=== Goal ===
Determine how many lines of the data below contain "this", then give only that number.

○ ○ ○ ○ ○

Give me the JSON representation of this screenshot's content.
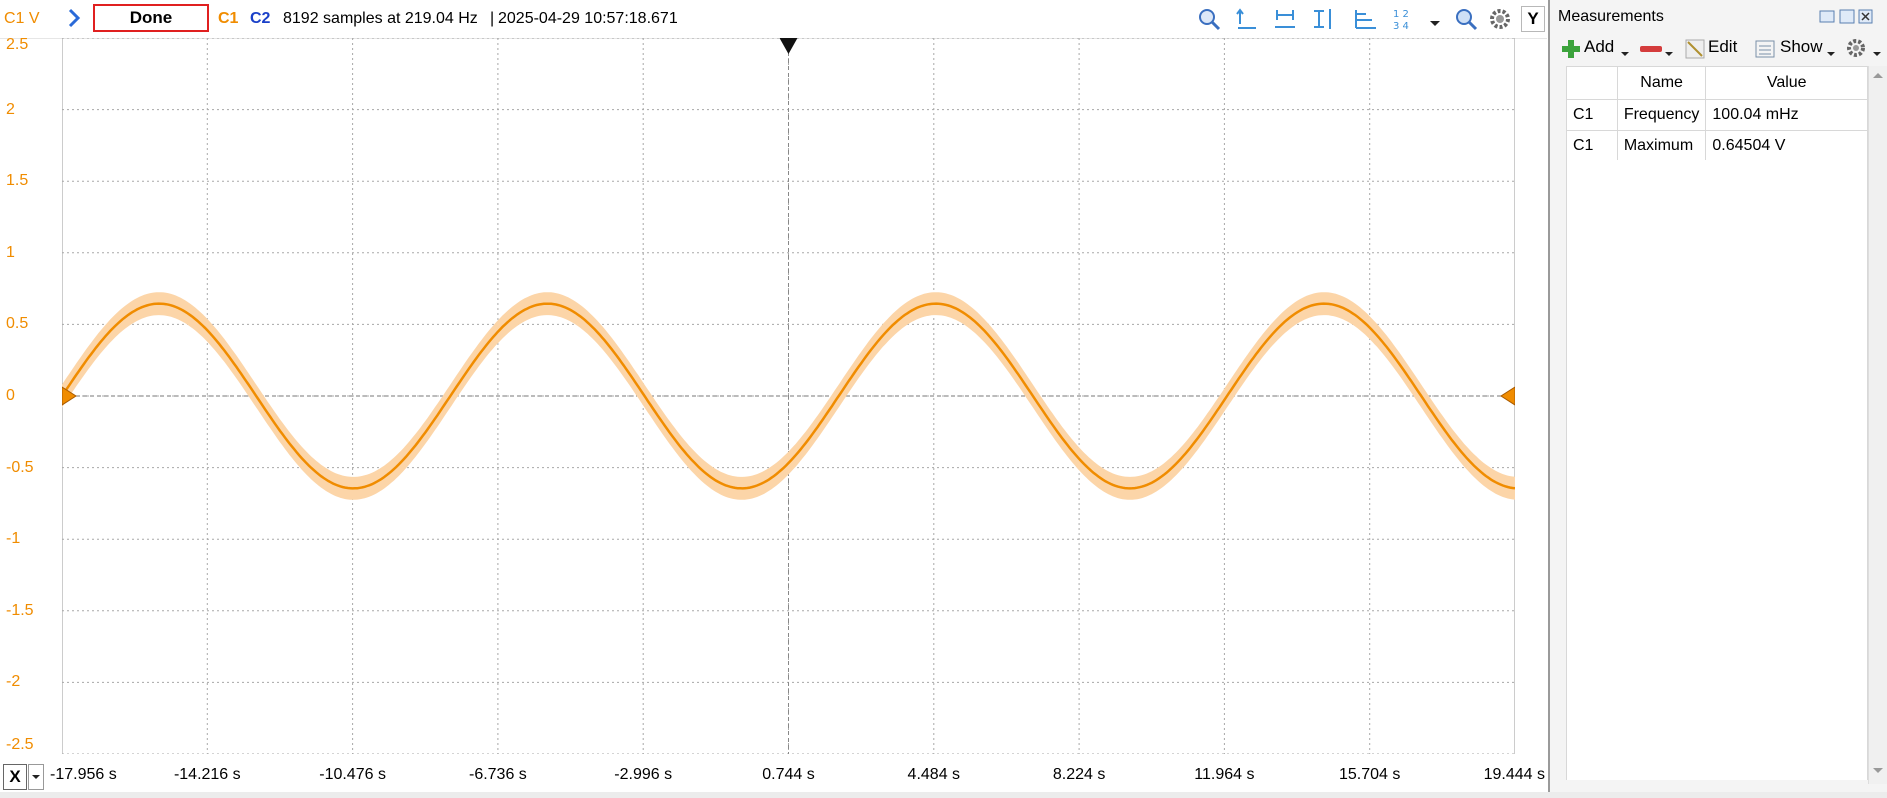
{
  "toolbar": {
    "channel_units": "C1 V",
    "status": "Done",
    "c1_label": "C1",
    "c2_label": "C2",
    "sample_info": "8192 samples at 219.04 Hz",
    "separator": "|",
    "timestamp": "2025-04-29 10:57:18.671",
    "icons": [
      "zoom-icon",
      "cursor-icon",
      "horizontal-cursor-icon",
      "vertical-cursor-icon",
      "edge-cursor-icon",
      "channel-numbers-icon",
      "dropdown-icon",
      "zoom-out-icon",
      "settings-icon"
    ],
    "y_button": "Y"
  },
  "plot": {
    "y_ticks": [
      "2.5",
      "2",
      "1.5",
      "1",
      "0.5",
      "0",
      "-0.5",
      "-1",
      "-1.5",
      "-2",
      "-2.5"
    ],
    "x_button": "X",
    "x_ticks": [
      "-17.956 s",
      "-14.216 s",
      "-10.476 s",
      "-6.736 s",
      "-2.996 s",
      "0.744 s",
      "4.484 s",
      "8.224 s",
      "11.964 s",
      "15.704 s",
      "19.444 s"
    ],
    "colors": {
      "trace": "#f08c00",
      "envelope": "#fcd5a8",
      "grid": "#b0b0b0"
    }
  },
  "chart_data": {
    "type": "line",
    "ylim": [
      -2.5,
      2.5
    ],
    "xlim": [
      -17.956,
      19.444
    ],
    "series": [
      {
        "amplitude": 0.645,
        "frequency_hz": 0.10004,
        "envelope": 0.08
      }
    ]
  },
  "measurements": {
    "title": "Measurements",
    "toolbar": {
      "add": "Add",
      "edit": "Edit",
      "show": "Show"
    },
    "columns": [
      "",
      "Name",
      "Value"
    ],
    "rows": [
      {
        "channel": "C1",
        "name": "Frequency",
        "value": "100.04 mHz"
      },
      {
        "channel": "C1",
        "name": "Maximum",
        "value": "0.64504 V"
      }
    ]
  }
}
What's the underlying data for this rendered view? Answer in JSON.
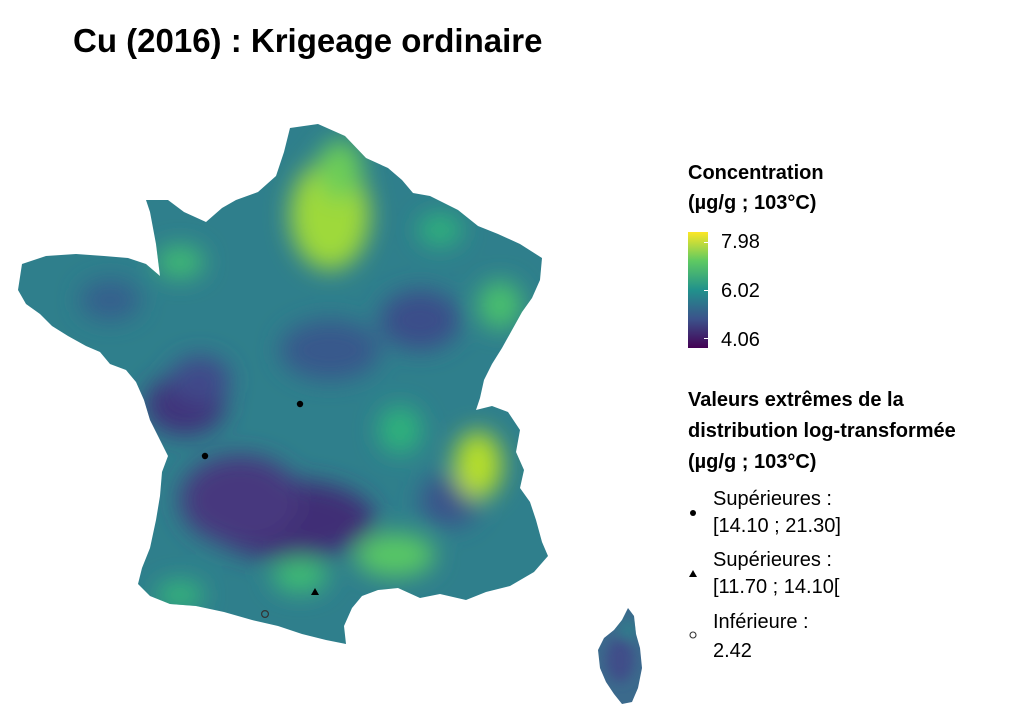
{
  "title": "Cu (2016) : Krigeage ordinaire",
  "legend_concentration": {
    "title_line1": "Concentration",
    "title_line2": "(µg/g ; 103°C)",
    "max_label": "7.98",
    "mid_label": "6.02",
    "min_label": "4.06",
    "colors": [
      "#fde725",
      "#5ec962",
      "#21918c",
      "#3b528b",
      "#440154"
    ]
  },
  "legend_extremes": {
    "title_line1": "Valeurs extrêmes de la",
    "title_line2": "distribution log-transformée",
    "title_line3": "(µg/g ; 103°C)",
    "items": [
      {
        "symbol": "filled-circle",
        "line1": "Supérieures :",
        "line2": "[14.10 ; 21.30]"
      },
      {
        "symbol": "filled-triangle",
        "line1": "Supérieures :",
        "line2": "[11.70 ; 14.10["
      },
      {
        "symbol": "open-circle",
        "line1": "Inférieure :",
        "line2": "2.42"
      }
    ]
  }
}
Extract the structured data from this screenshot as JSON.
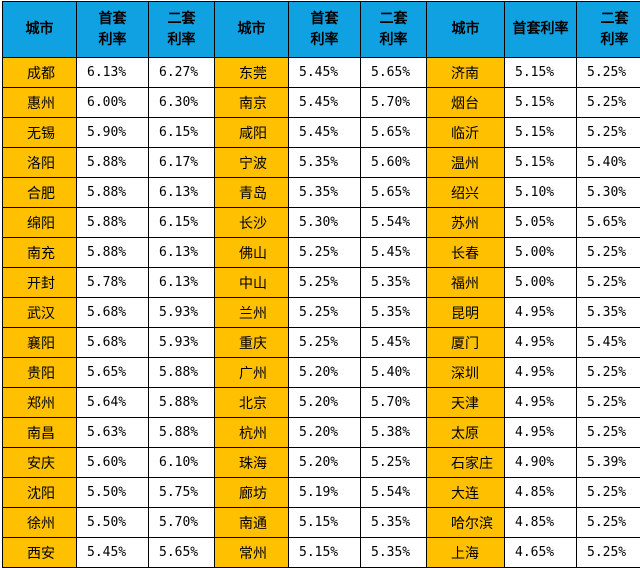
{
  "headers": [
    "城市",
    "首套\n利率",
    "二套\n利率",
    "城市",
    "首套\n利率",
    "二套\n利率",
    "城市",
    "首套利率",
    "二套\n利率"
  ],
  "rows": [
    [
      "成都",
      "6.13%",
      "6.27%",
      "东莞",
      "5.45%",
      "5.65%",
      "济南",
      "5.15%",
      "5.25%"
    ],
    [
      "惠州",
      "6.00%",
      "6.30%",
      "南京",
      "5.45%",
      "5.70%",
      "烟台",
      "5.15%",
      "5.25%"
    ],
    [
      "无锡",
      "5.90%",
      "6.15%",
      "咸阳",
      "5.45%",
      "5.65%",
      "临沂",
      "5.15%",
      "5.25%"
    ],
    [
      "洛阳",
      "5.88%",
      "6.17%",
      "宁波",
      "5.35%",
      "5.60%",
      "温州",
      "5.15%",
      "5.40%"
    ],
    [
      "合肥",
      "5.88%",
      "6.13%",
      "青岛",
      "5.35%",
      "5.65%",
      "绍兴",
      "5.10%",
      "5.30%"
    ],
    [
      "绵阳",
      "5.88%",
      "6.15%",
      "长沙",
      "5.30%",
      "5.54%",
      "苏州",
      "5.05%",
      "5.65%"
    ],
    [
      "南充",
      "5.88%",
      "6.13%",
      "佛山",
      "5.25%",
      "5.45%",
      "长春",
      "5.00%",
      "5.25%"
    ],
    [
      "开封",
      "5.78%",
      "6.13%",
      "中山",
      "5.25%",
      "5.35%",
      "福州",
      "5.00%",
      "5.25%"
    ],
    [
      "武汉",
      "5.68%",
      "5.93%",
      "兰州",
      "5.25%",
      "5.35%",
      "昆明",
      "4.95%",
      "5.35%"
    ],
    [
      "襄阳",
      "5.68%",
      "5.93%",
      "重庆",
      "5.25%",
      "5.45%",
      "厦门",
      "4.95%",
      "5.45%"
    ],
    [
      "贵阳",
      "5.65%",
      "5.88%",
      "广州",
      "5.20%",
      "5.40%",
      "深圳",
      "4.95%",
      "5.25%"
    ],
    [
      "郑州",
      "5.64%",
      "5.88%",
      "北京",
      "5.20%",
      "5.70%",
      "天津",
      "4.95%",
      "5.25%"
    ],
    [
      "南昌",
      "5.63%",
      "5.88%",
      "杭州",
      "5.20%",
      "5.38%",
      "太原",
      "4.95%",
      "5.25%"
    ],
    [
      "安庆",
      "5.60%",
      "6.10%",
      "珠海",
      "5.20%",
      "5.25%",
      "石家庄",
      "4.90%",
      "5.39%"
    ],
    [
      "沈阳",
      "5.50%",
      "5.75%",
      "廊坊",
      "5.19%",
      "5.54%",
      "大连",
      "4.85%",
      "5.25%"
    ],
    [
      "徐州",
      "5.50%",
      "5.70%",
      "南通",
      "5.15%",
      "5.35%",
      "哈尔滨",
      "4.85%",
      "5.25%"
    ],
    [
      "西安",
      "5.45%",
      "5.65%",
      "常州",
      "5.15%",
      "5.35%",
      "上海",
      "4.65%",
      "5.25%"
    ]
  ],
  "colors": {
    "header_bg": "#0fa1e2",
    "city_bg": "#ffc000",
    "rate_bg": "#ffffff"
  }
}
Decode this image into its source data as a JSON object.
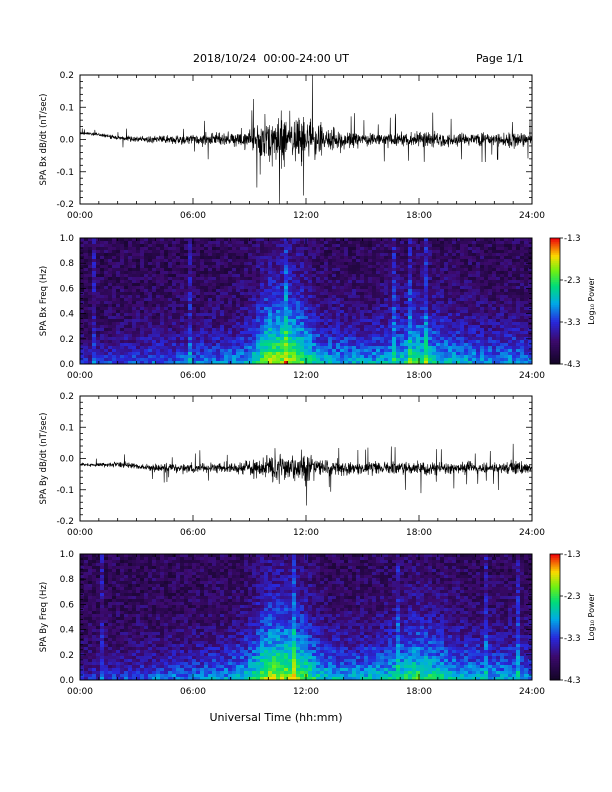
{
  "header": {
    "title": "2018/10/24  00:00-24:00 UT",
    "page": "Page 1/1"
  },
  "colors": {
    "background": "#ffffff",
    "trace": "#000000",
    "spectrogram_background": "#1a0a3c"
  },
  "chart_data": [
    {
      "type": "line",
      "ylabel": "SPA Bx dB/dt (nT/sec)",
      "xlim": [
        0,
        24
      ],
      "ylim": [
        -0.2,
        0.2
      ],
      "x_ticks": [
        "00:00",
        "06:00",
        "12:00",
        "18:00",
        "24:00"
      ],
      "y_ticks": [
        "0.2",
        "0.1",
        "0.0",
        "-0.1",
        "-0.2"
      ],
      "x": [
        0,
        1,
        2,
        3,
        4,
        5,
        6,
        7,
        8,
        9,
        9.5,
        10,
        10.5,
        11,
        11.5,
        12,
        12.5,
        13,
        14,
        15,
        16,
        17,
        18,
        19,
        20,
        21,
        22,
        23,
        24
      ],
      "envelope": [
        0.015,
        0.015,
        0.02,
        0.025,
        0.03,
        0.035,
        0.04,
        0.05,
        0.06,
        0.08,
        0.12,
        0.2,
        0.2,
        0.2,
        0.2,
        0.2,
        0.15,
        0.1,
        0.08,
        0.05,
        0.05,
        0.06,
        0.07,
        0.06,
        0.05,
        0.05,
        0.05,
        0.06,
        0.04
      ],
      "baseline": [
        0.02,
        0.015,
        0.005,
        0.0,
        0.0,
        0.0,
        0.0,
        0.0,
        0.0,
        0.0,
        0.0,
        0.0,
        0.0,
        0.0,
        0.0,
        0.0,
        0.0,
        0.0,
        0.0,
        0.0,
        0.0,
        0.0,
        0.0,
        0.0,
        0.0,
        0.0,
        0.0,
        0.0,
        0.0
      ]
    },
    {
      "type": "heatmap",
      "ylabel": "SPA Bx Freq (Hz)",
      "xlim": [
        0,
        24
      ],
      "ylim": [
        0,
        1.0
      ],
      "x_ticks": [
        "00:00",
        "06:00",
        "12:00",
        "18:00",
        "24:00"
      ],
      "y_ticks": [
        "1.0",
        "0.8",
        "0.6",
        "0.4",
        "0.2",
        "0.0"
      ],
      "colorbar": {
        "label": "Log₁₀ Power",
        "range": [
          -4.3,
          -1.3
        ],
        "ticks": [
          "-1.3",
          "-2.3",
          "-3.3",
          "-4.3"
        ]
      },
      "x": [
        0,
        1,
        2,
        3,
        4,
        5,
        6,
        7,
        8,
        9,
        9.5,
        10,
        10.5,
        11,
        11.5,
        12,
        12.5,
        13,
        14,
        15,
        16,
        17,
        18,
        19,
        20,
        21,
        22,
        23,
        24
      ],
      "activity": [
        0.15,
        0.15,
        0.2,
        0.25,
        0.3,
        0.3,
        0.35,
        0.35,
        0.4,
        0.5,
        0.75,
        1.0,
        1.0,
        1.0,
        0.95,
        0.8,
        0.6,
        0.5,
        0.5,
        0.45,
        0.5,
        0.6,
        0.75,
        0.6,
        0.5,
        0.45,
        0.4,
        0.45,
        0.35
      ]
    },
    {
      "type": "line",
      "ylabel": "SPA By dB/dt (nT/sec)",
      "xlim": [
        0,
        24
      ],
      "ylim": [
        -0.2,
        0.2
      ],
      "x_ticks": [
        "00:00",
        "06:00",
        "12:00",
        "18:00",
        "24:00"
      ],
      "y_ticks": [
        "0.2",
        "0.1",
        "0.0",
        "-0.1",
        "-0.2"
      ],
      "x": [
        0,
        1,
        2,
        3,
        4,
        5,
        6,
        7,
        8,
        9,
        9.5,
        10,
        10.5,
        11,
        11.5,
        12,
        12.5,
        13,
        14,
        15,
        16,
        17,
        18,
        19,
        20,
        21,
        22,
        23,
        24
      ],
      "envelope": [
        0.015,
        0.015,
        0.025,
        0.025,
        0.03,
        0.04,
        0.04,
        0.045,
        0.05,
        0.06,
        0.09,
        0.12,
        0.13,
        0.12,
        0.11,
        0.15,
        0.08,
        0.06,
        0.06,
        0.05,
        0.05,
        0.05,
        0.06,
        0.05,
        0.05,
        0.05,
        0.05,
        0.06,
        0.04
      ],
      "baseline": [
        -0.02,
        -0.02,
        -0.02,
        -0.025,
        -0.03,
        -0.03,
        -0.03,
        -0.03,
        -0.03,
        -0.03,
        -0.03,
        -0.03,
        -0.03,
        -0.03,
        -0.03,
        -0.03,
        -0.03,
        -0.03,
        -0.03,
        -0.03,
        -0.03,
        -0.03,
        -0.03,
        -0.03,
        -0.03,
        -0.03,
        -0.03,
        -0.03,
        -0.03
      ]
    },
    {
      "type": "heatmap",
      "ylabel": "SPA By Freq (Hz)",
      "xlim": [
        0,
        24
      ],
      "ylim": [
        0,
        1.0
      ],
      "x_ticks": [
        "00:00",
        "06:00",
        "12:00",
        "18:00",
        "24:00"
      ],
      "y_ticks": [
        "1.0",
        "0.8",
        "0.6",
        "0.4",
        "0.2",
        "0.0"
      ],
      "colorbar": {
        "label": "Log₁₀ Power",
        "range": [
          -4.3,
          -1.3
        ],
        "ticks": [
          "-1.3",
          "-2.3",
          "-3.3",
          "-4.3"
        ]
      },
      "x": [
        0,
        1,
        2,
        3,
        4,
        5,
        6,
        7,
        8,
        9,
        9.5,
        10,
        10.5,
        11,
        11.5,
        12,
        12.5,
        13,
        14,
        15,
        16,
        17,
        18,
        19,
        20,
        21,
        22,
        23,
        24
      ],
      "activity": [
        0.15,
        0.15,
        0.2,
        0.25,
        0.3,
        0.35,
        0.35,
        0.4,
        0.45,
        0.6,
        0.85,
        1.0,
        1.0,
        1.0,
        0.95,
        0.85,
        0.65,
        0.55,
        0.5,
        0.5,
        0.55,
        0.65,
        0.8,
        0.65,
        0.55,
        0.5,
        0.45,
        0.5,
        0.35
      ]
    }
  ],
  "xlabel": "Universal Time (hh:mm)"
}
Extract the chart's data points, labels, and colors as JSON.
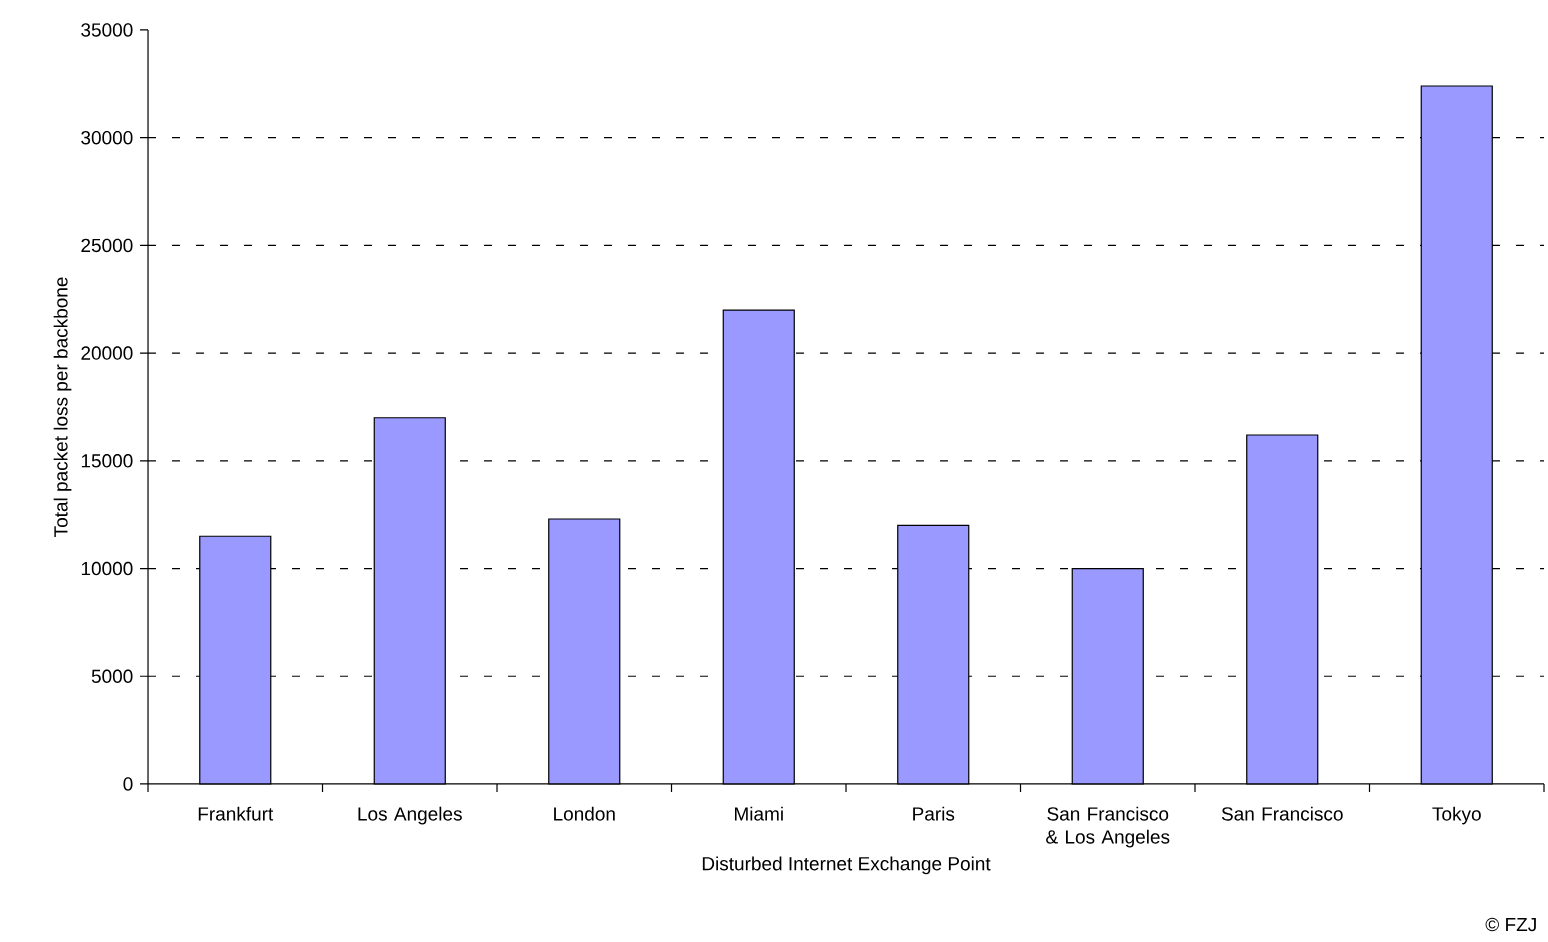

○ ○ ○ ○ ○

=== Expected answer ===
4